* **Your objective**: Your task is to transcribe all of the data below exactly, omitting the images.

(Dataset items)
^^^^^^^^

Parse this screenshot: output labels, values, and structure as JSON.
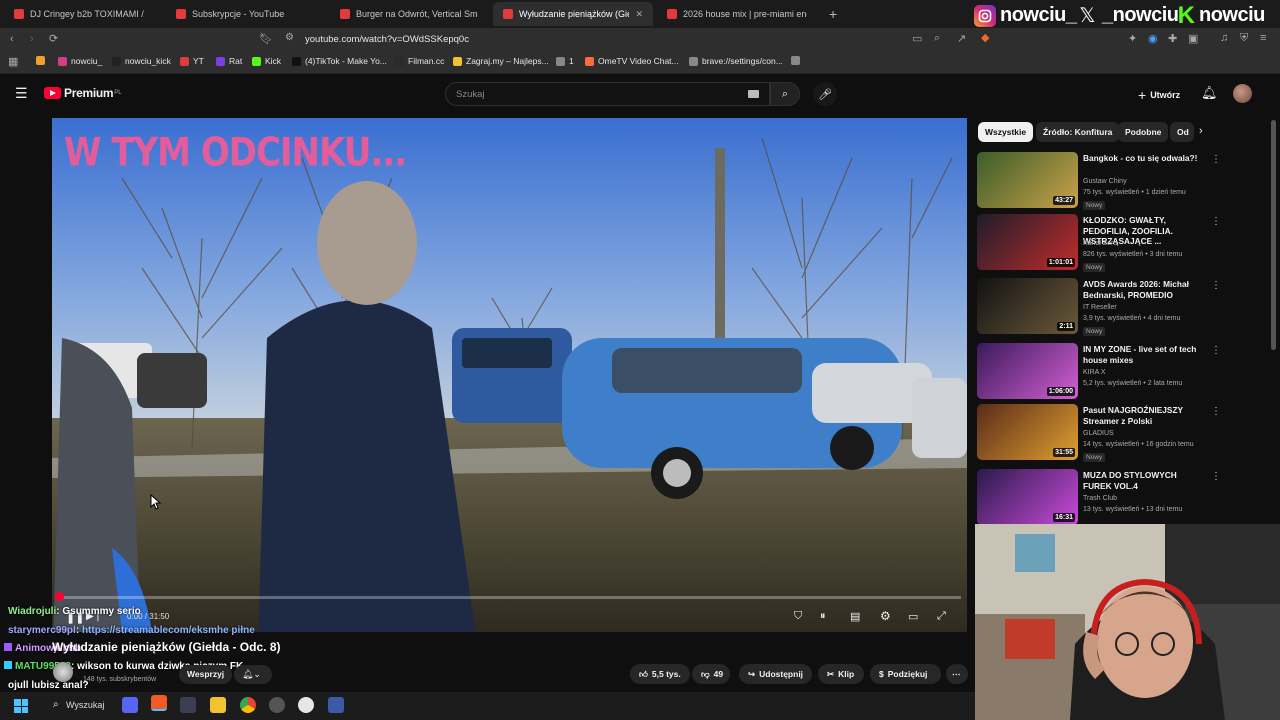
{
  "browser": {
    "tabs": [
      {
        "label": "DJ Cringey b2b TOXIMAMI // Sexpre",
        "color": "#e23b3b"
      },
      {
        "label": "Subskrypcje - YouTube",
        "color": "#e23b3b"
      },
      {
        "label": "Burger na Odwrót, Vertical Smash Bu",
        "color": "#e23b3b"
      },
      {
        "label": "Wyłudzanie pieniążków (Gie",
        "color": "#e23b3b",
        "active": true
      },
      {
        "label": "2026 house mix | pre-miami energy",
        "color": "#e23b3b"
      }
    ],
    "new_tab": "+",
    "url": "youtube.com/watch?v=OWdSSKepq0c",
    "bookmarks": [
      {
        "label": "",
        "color": "#f0a030"
      },
      {
        "label": "nowciu_",
        "color": "#d63a8a"
      },
      {
        "label": "nowciu_kick",
        "color": "#222222"
      },
      {
        "label": "YT",
        "color": "#e23b3b"
      },
      {
        "label": "Rat",
        "color": "#7b3fe4"
      },
      {
        "label": "Kick",
        "color": "#53fc18"
      },
      {
        "label": "(4)TikTok - Make Yo...",
        "color": "#111111"
      },
      {
        "label": "Filman.cc",
        "color": "#2a2a2a"
      },
      {
        "label": "Zagraj.my – Najleps...",
        "color": "#f2c230"
      },
      {
        "label": "1",
        "color": "#888888"
      },
      {
        "label": "OmeTV Video Chat...",
        "color": "#ff6a3d"
      },
      {
        "label": "brave://settings/con...",
        "color": "#888888"
      },
      {
        "label": "",
        "color": "#888888"
      }
    ]
  },
  "social": {
    "instagram": "nowciu_",
    "x": "_nowciu",
    "kick": "nowciu"
  },
  "youtube": {
    "logo_text": "Premium",
    "logo_sup": "PL",
    "search_placeholder": "Szukaj",
    "create_label": "Utwórz",
    "video": {
      "overlay_title": "W TYM ODCINKU...",
      "time": "0:00 / 31:50",
      "progress": 0.0
    },
    "title": "Wyłudzanie pieniążków (Giełda - Odc. 8)",
    "subscribers": "148 tys. subskrybentów",
    "support_label": "Wesprzyj",
    "actions": {
      "likes": "5,5 tys.",
      "dislikes": "49",
      "share": "Udostępnij",
      "clip": "Klip",
      "thanks": "Podziękuj"
    },
    "chips": [
      "Wszystkie",
      "Źródło: Konfitura",
      "Podobne",
      "Od"
    ],
    "recommendations": [
      {
        "title": "Bangkok - co tu się odwala?!",
        "channel": "Gustaw Chiny",
        "meta": "75 tys. wyświetleń • 1 dzień temu",
        "badge": "Nowy",
        "duration": "43:27",
        "color1": "#3b5d2a",
        "color2": "#c9a24a"
      },
      {
        "title": "KŁODZKO: GWAŁTY, PEDOFILIA, ZOOFILIA. WSTRZĄSAJĄCE ...",
        "channel": "Kanał Zero",
        "meta": "826 tys. wyświetleń • 3 dni temu",
        "badge": "Nowy",
        "duration": "1:01:01",
        "color1": "#1d1d2a",
        "color2": "#c22c2c"
      },
      {
        "title": "AVDS Awards 2026: Michał Bednarski, PROMEDIO",
        "channel": "IT Reseller",
        "meta": "3,9 tys. wyświetleń • 4 dni temu",
        "badge": "Nowy",
        "duration": "2:11",
        "color1": "#121212",
        "color2": "#6b5a3a"
      },
      {
        "title": "IN MY ZONE - live set of tech house mixes",
        "channel": "KIRA X",
        "meta": "5,2 tys. wyświetleń • 2 lata temu",
        "badge": "",
        "duration": "1:06:00",
        "color1": "#3a1a5a",
        "color2": "#d35fd3"
      },
      {
        "title": "Pasut NAJGROŹNIEJSZY Streamer z Polski",
        "channel": "GLADIUS",
        "meta": "14 tys. wyświetleń • 16 godzin temu",
        "badge": "Nowy",
        "duration": "31:55",
        "color1": "#5a2a1a",
        "color2": "#e0a030"
      },
      {
        "title": "MUZA DO STYLOWYCH FUREK VOL.4",
        "channel": "Trash Club",
        "meta": "13 tys. wyświetleń • 13 dni temu",
        "badge": "",
        "duration": "16:31",
        "color1": "#2a1a4a",
        "color2": "#c94ad9"
      }
    ]
  },
  "chat": [
    {
      "user": "Wiadrojuli",
      "sep": ": ",
      "text": "Gsummmy serio",
      "user_color": "#8ef08e",
      "text_color": "#ffffff"
    },
    {
      "user": "starymerc99pl",
      "sep": ": ",
      "text": "https://streamablecom/eksmhe piłne",
      "user_color": "#9fa8ff",
      "text_color": "#8ab4ff"
    },
    {
      "user": "Animowjuhhh",
      "sep": "",
      "text": "",
      "user_color": "#d19bff",
      "text_color": "#ffffff"
    },
    {
      "user": "MATU99558",
      "sep": ": ",
      "text": "wikson to kurwa dziwka niczym FK",
      "user_color": "#5fe05f",
      "text_color": "#ffffff"
    },
    {
      "user": "ojull",
      "sep": " ",
      "text": "lubisz anal?",
      "user_color": "#ffffff",
      "text_color": "#ffffff"
    }
  ],
  "taskbar": {
    "search_label": "Wyszukaj"
  }
}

^^^^^^^^

* **Exercise result**:
Parse this screenshot: output labels, values, and structure as JSON.
{
  "browser": {
    "tabs": [
      {
        "label": "DJ Cringey b2b TOXIMAMI // Sexpre",
        "color": "#e23b3b"
      },
      {
        "label": "Subskrypcje - YouTube",
        "color": "#e23b3b"
      },
      {
        "label": "Burger na Odwrót, Vertical Smash Bu",
        "color": "#e23b3b"
      },
      {
        "label": "Wyłudzanie pieniążków (Gie",
        "color": "#e23b3b",
        "active": true
      },
      {
        "label": "2026 house mix | pre-miami energy",
        "color": "#e23b3b"
      }
    ],
    "new_tab": "+",
    "url": "youtube.com/watch?v=OWdSSKepq0c",
    "bookmarks": [
      {
        "label": "",
        "color": "#f0a030"
      },
      {
        "label": "nowciu_",
        "color": "#d63a8a"
      },
      {
        "label": "nowciu_kick",
        "color": "#222222"
      },
      {
        "label": "YT",
        "color": "#e23b3b"
      },
      {
        "label": "Rat",
        "color": "#7b3fe4"
      },
      {
        "label": "Kick",
        "color": "#53fc18"
      },
      {
        "label": "(4)TikTok - Make Yo...",
        "color": "#111111"
      },
      {
        "label": "Filman.cc",
        "color": "#2a2a2a"
      },
      {
        "label": "Zagraj.my – Najleps...",
        "color": "#f2c230"
      },
      {
        "label": "1",
        "color": "#888888"
      },
      {
        "label": "OmeTV Video Chat...",
        "color": "#ff6a3d"
      },
      {
        "label": "brave://settings/con...",
        "color": "#888888"
      },
      {
        "label": "",
        "color": "#888888"
      }
    ]
  },
  "social": {
    "instagram": "nowciu_",
    "x": "_nowciu",
    "kick": "nowciu"
  },
  "youtube": {
    "logo_text": "Premium",
    "logo_sup": "PL",
    "search_placeholder": "Szukaj",
    "create_label": "Utwórz",
    "video": {
      "overlay_title": "W TYM ODCINKU...",
      "time": "0:00 / 31:50",
      "progress": 0.0
    },
    "title": "Wyłudzanie pieniążków (Giełda - Odc. 8)",
    "subscribers": "148 tys. subskrybentów",
    "support_label": "Wesprzyj",
    "actions": {
      "likes": "5,5 tys.",
      "dislikes": "49",
      "share": "Udostępnij",
      "clip": "Klip",
      "thanks": "Podziękuj"
    },
    "chips": [
      "Wszystkie",
      "Źródło: Konfitura",
      "Podobne",
      "Od"
    ],
    "recommendations": [
      {
        "title": "Bangkok - co tu się odwala?!",
        "channel": "Gustaw Chiny",
        "meta": "75 tys. wyświetleń • 1 dzień temu",
        "badge": "Nowy",
        "duration": "43:27",
        "color1": "#3b5d2a",
        "color2": "#c9a24a"
      },
      {
        "title": "KŁODZKO: GWAŁTY, PEDOFILIA, ZOOFILIA. WSTRZĄSAJĄCE ...",
        "channel": "Kanał Zero",
        "meta": "826 tys. wyświetleń • 3 dni temu",
        "badge": "Nowy",
        "duration": "1:01:01",
        "color1": "#1d1d2a",
        "color2": "#c22c2c"
      },
      {
        "title": "AVDS Awards 2026: Michał Bednarski, PROMEDIO",
        "channel": "IT Reseller",
        "meta": "3,9 tys. wyświetleń • 4 dni temu",
        "badge": "Nowy",
        "duration": "2:11",
        "color1": "#121212",
        "color2": "#6b5a3a"
      },
      {
        "title": "IN MY ZONE - live set of tech house mixes",
        "channel": "KIRA X",
        "meta": "5,2 tys. wyświetleń • 2 lata temu",
        "badge": "",
        "duration": "1:06:00",
        "color1": "#3a1a5a",
        "color2": "#d35fd3"
      },
      {
        "title": "Pasut NAJGROŹNIEJSZY Streamer z Polski",
        "channel": "GLADIUS",
        "meta": "14 tys. wyświetleń • 16 godzin temu",
        "badge": "Nowy",
        "duration": "31:55",
        "color1": "#5a2a1a",
        "color2": "#e0a030"
      },
      {
        "title": "MUZA DO STYLOWYCH FUREK VOL.4",
        "channel": "Trash Club",
        "meta": "13 tys. wyświetleń • 13 dni temu",
        "badge": "",
        "duration": "16:31",
        "color1": "#2a1a4a",
        "color2": "#c94ad9"
      }
    ]
  },
  "chat": [
    {
      "user": "Wiadrojuli",
      "sep": ": ",
      "text": "Gsummmy serio",
      "user_color": "#8ef08e",
      "text_color": "#ffffff"
    },
    {
      "user": "starymerc99pl",
      "sep": ": ",
      "text": "https://streamablecom/eksmhe piłne",
      "user_color": "#9fa8ff",
      "text_color": "#8ab4ff"
    },
    {
      "user": "Animowjuhhh",
      "sep": "",
      "text": "",
      "user_color": "#d19bff",
      "text_color": "#ffffff"
    },
    {
      "user": "MATU99558",
      "sep": ": ",
      "text": "wikson to kurwa dziwka niczym FK",
      "user_color": "#5fe05f",
      "text_color": "#ffffff"
    },
    {
      "user": "ojull",
      "sep": " ",
      "text": "lubisz anal?",
      "user_color": "#ffffff",
      "text_color": "#ffffff"
    }
  ],
  "taskbar": {
    "search_label": "Wyszukaj"
  }
}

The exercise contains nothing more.